(Figure record listings)
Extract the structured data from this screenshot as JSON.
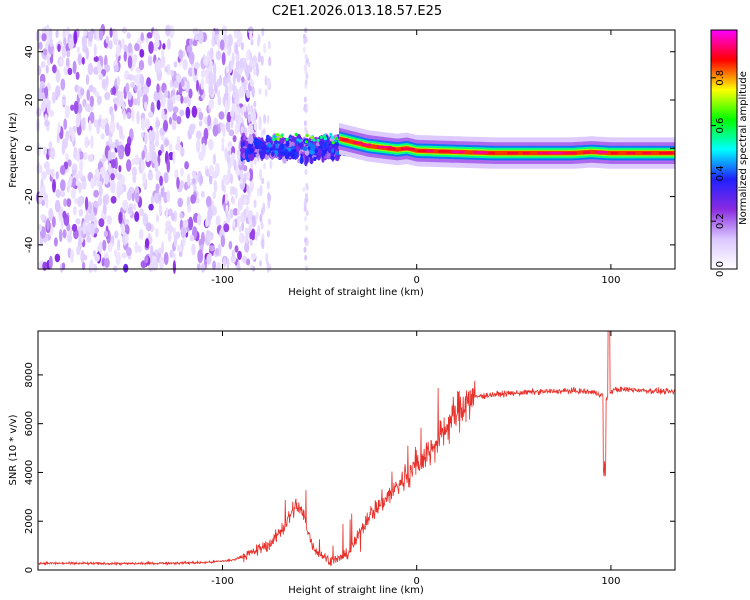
{
  "title": "C2E1.2026.013.18.57.E25",
  "chart_data": [
    {
      "type": "heatmap",
      "name": "spectrogram",
      "xlabel": "Height of straight line (km)",
      "ylabel": "Frequency (Hz)",
      "xlim": [
        -195,
        133
      ],
      "ylim": [
        -50,
        49
      ],
      "x_ticks": [
        -100,
        0,
        100
      ],
      "y_ticks": [
        -40,
        -20,
        0,
        20,
        40
      ],
      "x_tick_labels": [
        "-100",
        "0",
        "100"
      ],
      "y_tick_labels": [
        "-40",
        "-20",
        "0",
        "20",
        "40"
      ],
      "colorbar": {
        "label": "Normalized spectral amplitude",
        "range": [
          0,
          1
        ],
        "ticks": [
          0.0,
          0.2,
          0.4,
          0.6,
          0.8
        ],
        "tick_labels": [
          "0.0",
          "0.2",
          "0.4",
          "0.6",
          "0.8"
        ],
        "colors": [
          "#ffffff",
          "#dcc8ff",
          "#8a2be2",
          "#2020ff",
          "#00ffff",
          "#00ff00",
          "#ffff00",
          "#ff0000",
          "#ff00ff"
        ]
      },
      "ridge": {
        "description_values_x": [
          -40,
          -35,
          -30,
          -25,
          -20,
          -15,
          -10,
          -5,
          0,
          20,
          40,
          60,
          80,
          90,
          100,
          133
        ],
        "frequency_hz": [
          4,
          3,
          2,
          1,
          0.5,
          0,
          -0.5,
          0,
          -1,
          -1.5,
          -2,
          -2,
          -2,
          -1.5,
          -2,
          -2
        ]
      }
    },
    {
      "type": "line",
      "name": "snr",
      "xlabel": "Height of straight line (km)",
      "ylabel": "SNR (10 * v/v)",
      "xlim": [
        -195,
        133
      ],
      "ylim": [
        0,
        9800
      ],
      "x_ticks": [
        -100,
        0,
        100
      ],
      "y_ticks": [
        0,
        2000,
        4000,
        6000,
        8000
      ],
      "x_tick_labels": [
        "-100",
        "0",
        "100"
      ],
      "y_tick_labels": [
        "0",
        "2000",
        "4000",
        "6000",
        "8000"
      ],
      "color": "#e8302a",
      "keypoints_x": [
        -195,
        -150,
        -110,
        -95,
        -85,
        -75,
        -68,
        -62,
        -58,
        -55,
        -52,
        -45,
        -40,
        -35,
        -30,
        -25,
        -15,
        -8,
        0,
        10,
        18,
        25,
        30,
        40,
        60,
        80,
        90,
        95,
        98,
        100,
        102,
        110,
        120,
        133
      ],
      "keypoints_y": [
        280,
        260,
        300,
        400,
        700,
        1100,
        1800,
        2700,
        2200,
        1300,
        800,
        400,
        450,
        700,
        1400,
        2200,
        3000,
        3600,
        4300,
        5200,
        6200,
        6900,
        7100,
        7200,
        7300,
        7350,
        7300,
        7200,
        7000,
        7300,
        7400,
        7400,
        7350,
        7300
      ]
    }
  ]
}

▸ **WORK REQUIRED**: From the listing above, copy all lines holding the word "ylabel".

▸ **TASK RESULT**:
      "ylabel": "Frequency (Hz)",
      "ylabel": "SNR (10 * v/v)",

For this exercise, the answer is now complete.